:: Supplied material
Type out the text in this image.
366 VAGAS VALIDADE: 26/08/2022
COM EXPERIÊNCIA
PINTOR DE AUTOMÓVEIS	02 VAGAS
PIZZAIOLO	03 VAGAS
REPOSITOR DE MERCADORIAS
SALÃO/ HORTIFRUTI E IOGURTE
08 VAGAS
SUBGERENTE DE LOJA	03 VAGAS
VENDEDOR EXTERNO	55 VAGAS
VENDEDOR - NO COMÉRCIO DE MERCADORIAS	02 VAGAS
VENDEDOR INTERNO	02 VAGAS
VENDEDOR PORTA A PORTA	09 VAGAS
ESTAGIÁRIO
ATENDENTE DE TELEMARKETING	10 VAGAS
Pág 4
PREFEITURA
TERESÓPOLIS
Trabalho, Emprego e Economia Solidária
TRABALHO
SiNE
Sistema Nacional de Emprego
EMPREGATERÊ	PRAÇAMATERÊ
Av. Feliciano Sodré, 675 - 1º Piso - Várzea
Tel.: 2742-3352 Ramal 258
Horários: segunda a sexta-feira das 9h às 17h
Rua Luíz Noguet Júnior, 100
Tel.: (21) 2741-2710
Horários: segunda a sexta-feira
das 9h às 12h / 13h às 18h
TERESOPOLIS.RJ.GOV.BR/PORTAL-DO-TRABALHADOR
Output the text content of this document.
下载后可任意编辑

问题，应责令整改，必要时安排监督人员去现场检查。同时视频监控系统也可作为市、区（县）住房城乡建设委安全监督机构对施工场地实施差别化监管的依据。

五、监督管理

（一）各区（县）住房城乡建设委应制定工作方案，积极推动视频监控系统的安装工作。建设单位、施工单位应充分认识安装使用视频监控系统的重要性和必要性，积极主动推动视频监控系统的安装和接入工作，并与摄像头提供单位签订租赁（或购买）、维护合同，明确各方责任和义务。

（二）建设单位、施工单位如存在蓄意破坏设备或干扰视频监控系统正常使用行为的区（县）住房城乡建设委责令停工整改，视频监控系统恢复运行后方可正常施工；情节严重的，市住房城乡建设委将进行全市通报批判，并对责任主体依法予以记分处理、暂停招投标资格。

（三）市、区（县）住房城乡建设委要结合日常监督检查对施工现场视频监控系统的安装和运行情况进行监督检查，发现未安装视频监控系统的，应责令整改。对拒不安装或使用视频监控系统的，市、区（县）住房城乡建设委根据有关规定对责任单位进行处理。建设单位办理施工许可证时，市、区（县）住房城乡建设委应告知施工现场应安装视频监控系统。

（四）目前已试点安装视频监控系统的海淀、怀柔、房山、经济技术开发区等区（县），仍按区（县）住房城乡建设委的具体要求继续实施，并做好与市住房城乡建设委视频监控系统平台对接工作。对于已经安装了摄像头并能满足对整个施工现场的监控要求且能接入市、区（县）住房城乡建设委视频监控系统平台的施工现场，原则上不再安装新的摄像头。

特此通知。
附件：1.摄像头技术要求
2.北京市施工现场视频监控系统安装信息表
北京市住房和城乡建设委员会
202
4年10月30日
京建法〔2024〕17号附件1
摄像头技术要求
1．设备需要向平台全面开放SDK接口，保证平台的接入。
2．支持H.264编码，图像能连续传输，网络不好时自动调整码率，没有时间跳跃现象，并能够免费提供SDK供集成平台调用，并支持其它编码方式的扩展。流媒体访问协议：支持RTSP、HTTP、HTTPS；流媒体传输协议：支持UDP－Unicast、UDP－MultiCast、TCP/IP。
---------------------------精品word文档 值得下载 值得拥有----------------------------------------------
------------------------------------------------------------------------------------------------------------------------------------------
::::
Required task = Repeat every entry word for word.

Output of the task =
Type out the text in this image.
366 VAGAS VALIDADE: 26/08/2022
COM EXPERIÊNCIA
PINTOR DE AUTOMÓVEIS	02 VAGAS
PIZZAIOLO	03 VAGAS
REPOSITOR DE MERCADORIAS
SALÃO/ HORTIFRUTI E IOGURTE
08 VAGAS
SUBGERENTE DE LOJA	03 VAGAS
VENDEDOR EXTERNO	55 VAGAS
VENDEDOR - NO COMÉRCIO DE MERCADORIAS	02 VAGAS
VENDEDOR INTERNO	02 VAGAS
VENDEDOR PORTA A PORTA	09 VAGAS
ESTAGIÁRIO
ATENDENTE DE TELEMARKETING	10 VAGAS
Pág 4
PREFEITURA
TERESÓPOLIS
Trabalho, Emprego e Economia Solidária
TRABALHO
SiNE
Sistema Nacional de Emprego
EMPREGATERÊ	PRAÇAMATERÊ
Av. Feliciano Sodré, 675 - 1º Piso - Várzea
Tel.: 2742-3352 Ramal 258
Horários: segunda a sexta-feira das 9h às 17h
Rua Luíz Noguet Júnior, 100
Tel.: (21) 2741-2710
Horários: segunda a sexta-feira
das 9h às 12h / 13h às 18h
TERESOPOLIS.RJ.GOV.BR/PORTAL-DO-TRABALHADOR
Output the text content of this document.
下载后可任意编辑

问题，应责令整改，必要时安排监督人员去现场检查。同时视频监控系统也可作为市、区（县）住房城乡建设委安全监督机构对施工场地实施差别化监管的依据。

五、监督管理

（一）各区（县）住房城乡建设委应制定工作方案，积极推动视频监控系统的安装工作。建设单位、施工单位应充分认识安装使用视频监控系统的重要性和必要性，积极主动推动视频监控系统的安装和接入工作，并与摄像头提供单位签订租赁（或购买）、维护合同，明确各方责任和义务。

（二）建设单位、施工单位如存在蓄意破坏设备或干扰视频监控系统正常使用行为的区（县）住房城乡建设委责令停工整改，视频监控系统恢复运行后方可正常施工；情节严重的，市住房城乡建设委将进行全市通报批判，并对责任主体依法予以记分处理、暂停招投标资格。

（三）市、区（县）住房城乡建设委要结合日常监督检查对施工现场视频监控系统的安装和运行情况进行监督检查，发现未安装视频监控系统的，应责令整改。对拒不安装或使用视频监控系统的，市、区（县）住房城乡建设委根据有关规定对责任单位进行处理。建设单位办理施工许可证时，市、区（县）住房城乡建设委应告知施工现场应安装视频监控系统。

（四）目前已试点安装视频监控系统的海淀、怀柔、房山、经济技术开发区等区（县），仍按区（县）住房城乡建设委的具体要求继续实施，并做好与市住房城乡建设委视频监控系统平台对接工作。对于已经安装了摄像头并能满足对整个施工现场的监控要求且能接入市、区（县）住房城乡建设委视频监控系统平台的施工现场，原则上不再安装新的摄像头。

特此通知。
附件：1.摄像头技术要求
2.北京市施工现场视频监控系统安装信息表
北京市住房和城乡建设委员会
202
4年10月30日
京建法〔2024〕17号附件1
摄像头技术要求
1．设备需要向平台全面开放SDK接口，保证平台的接入。
2．支持H.264编码，图像能连续传输，网络不好时自动调整码率，没有时间跳跃现象，并能够免费提供SDK供集成平台调用，并支持其它编码方式的扩展。流媒体访问协议：支持RTSP、HTTP、HTTPS；流媒体传输协议：支持UDP－Unicast、UDP－MultiCast、TCP/IP。
---------------------------精品word文档 值得下载 值得拥有----------------------------------------------
------------------------------------------------------------------------------------------------------------------------------------------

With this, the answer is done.